Data excerpts
....................
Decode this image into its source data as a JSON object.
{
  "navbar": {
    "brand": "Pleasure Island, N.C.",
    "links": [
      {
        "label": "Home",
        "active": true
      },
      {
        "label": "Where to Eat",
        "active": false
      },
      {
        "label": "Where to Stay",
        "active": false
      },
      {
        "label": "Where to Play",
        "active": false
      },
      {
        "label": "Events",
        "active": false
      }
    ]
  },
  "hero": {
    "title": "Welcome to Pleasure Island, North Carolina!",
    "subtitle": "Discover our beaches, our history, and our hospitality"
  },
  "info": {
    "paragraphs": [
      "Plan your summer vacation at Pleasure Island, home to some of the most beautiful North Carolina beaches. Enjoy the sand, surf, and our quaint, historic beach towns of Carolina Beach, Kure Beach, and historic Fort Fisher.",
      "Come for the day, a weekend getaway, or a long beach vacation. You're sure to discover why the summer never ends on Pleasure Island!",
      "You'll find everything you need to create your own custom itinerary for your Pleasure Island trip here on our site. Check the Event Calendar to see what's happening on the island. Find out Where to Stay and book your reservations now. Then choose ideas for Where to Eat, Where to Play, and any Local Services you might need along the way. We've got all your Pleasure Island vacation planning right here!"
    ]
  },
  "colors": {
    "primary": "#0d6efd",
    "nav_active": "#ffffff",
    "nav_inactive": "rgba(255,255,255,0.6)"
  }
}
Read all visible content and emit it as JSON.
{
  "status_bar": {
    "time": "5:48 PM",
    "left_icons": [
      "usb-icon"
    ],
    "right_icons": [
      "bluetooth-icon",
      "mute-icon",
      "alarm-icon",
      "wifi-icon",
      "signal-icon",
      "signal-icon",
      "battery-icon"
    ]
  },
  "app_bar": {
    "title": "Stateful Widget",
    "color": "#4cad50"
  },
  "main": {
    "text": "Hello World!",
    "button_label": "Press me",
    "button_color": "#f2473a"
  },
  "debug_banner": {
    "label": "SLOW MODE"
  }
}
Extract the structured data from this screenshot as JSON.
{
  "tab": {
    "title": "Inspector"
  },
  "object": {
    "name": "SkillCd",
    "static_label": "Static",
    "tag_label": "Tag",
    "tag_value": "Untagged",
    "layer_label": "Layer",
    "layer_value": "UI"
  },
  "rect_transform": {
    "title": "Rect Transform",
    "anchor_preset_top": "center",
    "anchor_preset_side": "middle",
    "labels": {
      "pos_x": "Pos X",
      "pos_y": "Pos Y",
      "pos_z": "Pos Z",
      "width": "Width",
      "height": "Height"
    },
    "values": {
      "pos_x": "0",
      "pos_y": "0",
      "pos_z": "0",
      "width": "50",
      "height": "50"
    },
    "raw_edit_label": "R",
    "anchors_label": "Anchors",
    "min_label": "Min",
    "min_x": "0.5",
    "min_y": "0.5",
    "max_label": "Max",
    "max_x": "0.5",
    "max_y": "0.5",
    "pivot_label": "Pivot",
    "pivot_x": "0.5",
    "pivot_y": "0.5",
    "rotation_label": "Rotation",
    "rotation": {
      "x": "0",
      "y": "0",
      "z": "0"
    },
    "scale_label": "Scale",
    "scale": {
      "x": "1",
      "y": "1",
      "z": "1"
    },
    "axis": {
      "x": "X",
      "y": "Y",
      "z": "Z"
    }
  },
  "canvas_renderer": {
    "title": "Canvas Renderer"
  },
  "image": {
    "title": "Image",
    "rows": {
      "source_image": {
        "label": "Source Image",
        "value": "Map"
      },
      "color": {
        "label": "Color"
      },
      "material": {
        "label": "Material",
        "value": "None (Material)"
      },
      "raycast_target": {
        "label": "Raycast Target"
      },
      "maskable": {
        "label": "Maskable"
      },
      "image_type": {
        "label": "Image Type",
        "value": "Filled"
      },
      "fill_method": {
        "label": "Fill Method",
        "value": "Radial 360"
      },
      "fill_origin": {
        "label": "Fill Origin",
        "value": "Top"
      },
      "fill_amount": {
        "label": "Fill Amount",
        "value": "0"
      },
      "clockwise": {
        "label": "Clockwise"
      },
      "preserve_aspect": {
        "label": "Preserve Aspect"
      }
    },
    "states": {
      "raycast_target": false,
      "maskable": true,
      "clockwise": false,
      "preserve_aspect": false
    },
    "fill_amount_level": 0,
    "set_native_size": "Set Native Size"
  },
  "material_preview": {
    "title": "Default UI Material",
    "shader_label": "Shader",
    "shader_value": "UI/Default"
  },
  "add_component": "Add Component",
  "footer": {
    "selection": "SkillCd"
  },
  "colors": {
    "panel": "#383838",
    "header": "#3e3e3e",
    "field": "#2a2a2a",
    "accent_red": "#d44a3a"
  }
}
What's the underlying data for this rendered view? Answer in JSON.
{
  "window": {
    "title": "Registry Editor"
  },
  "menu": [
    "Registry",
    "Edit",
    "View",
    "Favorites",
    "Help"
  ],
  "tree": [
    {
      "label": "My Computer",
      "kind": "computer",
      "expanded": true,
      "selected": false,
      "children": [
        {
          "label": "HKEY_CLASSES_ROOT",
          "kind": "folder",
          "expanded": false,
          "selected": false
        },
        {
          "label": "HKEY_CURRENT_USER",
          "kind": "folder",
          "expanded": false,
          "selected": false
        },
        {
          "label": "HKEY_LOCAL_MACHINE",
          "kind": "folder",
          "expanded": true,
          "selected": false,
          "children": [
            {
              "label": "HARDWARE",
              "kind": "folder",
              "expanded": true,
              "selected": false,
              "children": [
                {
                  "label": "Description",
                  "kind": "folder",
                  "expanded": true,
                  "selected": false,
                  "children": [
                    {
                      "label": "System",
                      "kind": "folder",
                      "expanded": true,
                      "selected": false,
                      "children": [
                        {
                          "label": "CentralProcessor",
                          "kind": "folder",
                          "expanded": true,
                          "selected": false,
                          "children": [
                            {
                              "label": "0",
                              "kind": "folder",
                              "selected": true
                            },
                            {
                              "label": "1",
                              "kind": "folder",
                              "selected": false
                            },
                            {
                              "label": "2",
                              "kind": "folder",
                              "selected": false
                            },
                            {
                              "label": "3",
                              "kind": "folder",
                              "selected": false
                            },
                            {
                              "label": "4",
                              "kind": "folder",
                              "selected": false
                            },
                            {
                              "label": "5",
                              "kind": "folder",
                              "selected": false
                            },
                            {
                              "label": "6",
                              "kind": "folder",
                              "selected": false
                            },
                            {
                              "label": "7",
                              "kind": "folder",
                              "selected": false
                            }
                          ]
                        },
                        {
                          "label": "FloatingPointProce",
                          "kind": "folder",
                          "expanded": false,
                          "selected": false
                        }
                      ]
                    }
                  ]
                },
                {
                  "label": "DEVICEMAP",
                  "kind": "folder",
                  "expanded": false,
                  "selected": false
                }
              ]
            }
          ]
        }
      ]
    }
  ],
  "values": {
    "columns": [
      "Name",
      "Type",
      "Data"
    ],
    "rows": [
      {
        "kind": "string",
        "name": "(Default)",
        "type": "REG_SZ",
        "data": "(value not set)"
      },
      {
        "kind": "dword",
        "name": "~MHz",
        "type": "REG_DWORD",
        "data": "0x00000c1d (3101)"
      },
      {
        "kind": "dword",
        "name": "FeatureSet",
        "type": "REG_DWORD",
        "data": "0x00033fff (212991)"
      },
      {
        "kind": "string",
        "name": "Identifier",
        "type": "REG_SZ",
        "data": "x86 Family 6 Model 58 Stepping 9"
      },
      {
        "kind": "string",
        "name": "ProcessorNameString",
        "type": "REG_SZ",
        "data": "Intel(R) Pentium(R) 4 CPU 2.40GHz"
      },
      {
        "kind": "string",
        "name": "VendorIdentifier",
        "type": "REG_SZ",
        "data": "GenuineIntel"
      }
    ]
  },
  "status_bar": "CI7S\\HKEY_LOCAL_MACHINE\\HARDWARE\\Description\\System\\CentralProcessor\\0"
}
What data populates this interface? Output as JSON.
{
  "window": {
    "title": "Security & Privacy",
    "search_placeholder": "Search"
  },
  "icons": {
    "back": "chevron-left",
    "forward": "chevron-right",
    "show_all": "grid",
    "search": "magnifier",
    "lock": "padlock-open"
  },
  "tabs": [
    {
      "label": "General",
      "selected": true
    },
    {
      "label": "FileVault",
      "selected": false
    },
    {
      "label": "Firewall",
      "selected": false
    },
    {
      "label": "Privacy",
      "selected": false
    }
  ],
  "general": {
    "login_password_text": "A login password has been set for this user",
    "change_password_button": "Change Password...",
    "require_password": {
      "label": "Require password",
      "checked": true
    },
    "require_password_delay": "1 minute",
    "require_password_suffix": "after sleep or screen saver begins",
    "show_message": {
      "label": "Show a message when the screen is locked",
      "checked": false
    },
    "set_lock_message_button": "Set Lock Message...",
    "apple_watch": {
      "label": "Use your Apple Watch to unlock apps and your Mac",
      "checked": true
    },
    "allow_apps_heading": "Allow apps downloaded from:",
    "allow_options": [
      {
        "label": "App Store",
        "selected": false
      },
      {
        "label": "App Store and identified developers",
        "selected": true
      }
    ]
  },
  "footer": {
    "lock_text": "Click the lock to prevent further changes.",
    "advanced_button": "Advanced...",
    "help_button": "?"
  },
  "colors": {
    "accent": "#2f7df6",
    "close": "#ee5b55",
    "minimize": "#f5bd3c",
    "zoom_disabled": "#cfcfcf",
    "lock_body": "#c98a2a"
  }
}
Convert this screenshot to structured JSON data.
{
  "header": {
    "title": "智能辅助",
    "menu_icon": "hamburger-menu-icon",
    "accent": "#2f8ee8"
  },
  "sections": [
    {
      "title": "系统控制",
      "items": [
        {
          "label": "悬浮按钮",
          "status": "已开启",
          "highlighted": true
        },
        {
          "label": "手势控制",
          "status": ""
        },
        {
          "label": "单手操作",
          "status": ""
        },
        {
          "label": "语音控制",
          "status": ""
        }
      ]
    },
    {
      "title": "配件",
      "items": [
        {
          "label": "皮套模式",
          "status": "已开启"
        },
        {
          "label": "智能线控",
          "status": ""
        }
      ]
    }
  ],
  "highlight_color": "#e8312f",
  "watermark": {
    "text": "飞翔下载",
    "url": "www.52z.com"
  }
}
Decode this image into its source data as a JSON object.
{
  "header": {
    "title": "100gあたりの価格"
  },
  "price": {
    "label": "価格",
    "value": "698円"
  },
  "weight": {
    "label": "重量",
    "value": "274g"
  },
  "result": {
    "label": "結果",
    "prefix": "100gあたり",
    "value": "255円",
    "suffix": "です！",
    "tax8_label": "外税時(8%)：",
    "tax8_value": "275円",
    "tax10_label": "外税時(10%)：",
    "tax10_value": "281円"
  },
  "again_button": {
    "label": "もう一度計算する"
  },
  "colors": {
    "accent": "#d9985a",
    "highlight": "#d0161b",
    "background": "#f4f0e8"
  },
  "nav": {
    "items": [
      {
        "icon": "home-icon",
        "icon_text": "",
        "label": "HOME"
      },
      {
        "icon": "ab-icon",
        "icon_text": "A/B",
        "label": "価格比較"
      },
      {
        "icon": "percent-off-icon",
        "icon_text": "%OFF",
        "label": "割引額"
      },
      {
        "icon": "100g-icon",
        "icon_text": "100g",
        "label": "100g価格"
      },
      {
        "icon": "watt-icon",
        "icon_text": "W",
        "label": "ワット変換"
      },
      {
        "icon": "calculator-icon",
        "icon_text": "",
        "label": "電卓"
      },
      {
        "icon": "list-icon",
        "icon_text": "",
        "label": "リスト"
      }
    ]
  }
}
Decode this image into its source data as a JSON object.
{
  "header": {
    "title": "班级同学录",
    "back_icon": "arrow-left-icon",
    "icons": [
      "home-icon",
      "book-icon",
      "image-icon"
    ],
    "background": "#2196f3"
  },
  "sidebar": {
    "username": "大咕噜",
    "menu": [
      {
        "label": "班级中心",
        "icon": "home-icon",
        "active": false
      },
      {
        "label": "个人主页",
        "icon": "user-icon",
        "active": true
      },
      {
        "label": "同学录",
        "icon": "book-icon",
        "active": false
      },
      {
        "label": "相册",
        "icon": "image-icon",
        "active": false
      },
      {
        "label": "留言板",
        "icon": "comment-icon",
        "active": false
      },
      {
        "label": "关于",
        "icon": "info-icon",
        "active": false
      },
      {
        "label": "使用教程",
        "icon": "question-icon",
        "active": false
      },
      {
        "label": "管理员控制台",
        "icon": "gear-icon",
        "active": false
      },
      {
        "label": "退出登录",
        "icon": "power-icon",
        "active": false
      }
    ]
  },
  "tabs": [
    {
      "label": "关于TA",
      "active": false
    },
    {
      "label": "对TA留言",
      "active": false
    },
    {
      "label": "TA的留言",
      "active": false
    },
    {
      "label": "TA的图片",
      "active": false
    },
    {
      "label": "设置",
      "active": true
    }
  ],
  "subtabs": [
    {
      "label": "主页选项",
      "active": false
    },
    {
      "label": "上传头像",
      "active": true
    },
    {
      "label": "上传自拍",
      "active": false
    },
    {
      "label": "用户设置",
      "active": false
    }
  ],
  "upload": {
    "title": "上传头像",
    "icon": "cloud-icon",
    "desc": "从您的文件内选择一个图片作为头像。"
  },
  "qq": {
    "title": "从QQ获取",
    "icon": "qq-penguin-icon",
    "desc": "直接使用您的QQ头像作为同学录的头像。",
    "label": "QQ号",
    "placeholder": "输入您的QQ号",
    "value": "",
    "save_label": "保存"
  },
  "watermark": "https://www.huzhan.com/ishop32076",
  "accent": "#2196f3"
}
....................
Copy each line of the entries that includes the word "System".

▶ [Expected answer]
                      "label": "System",
  "status_bar": "CI7S\\HKEY_LOCAL_MACHINE\\HARDWARE\\Description\\System\\CentralProcessor\\0"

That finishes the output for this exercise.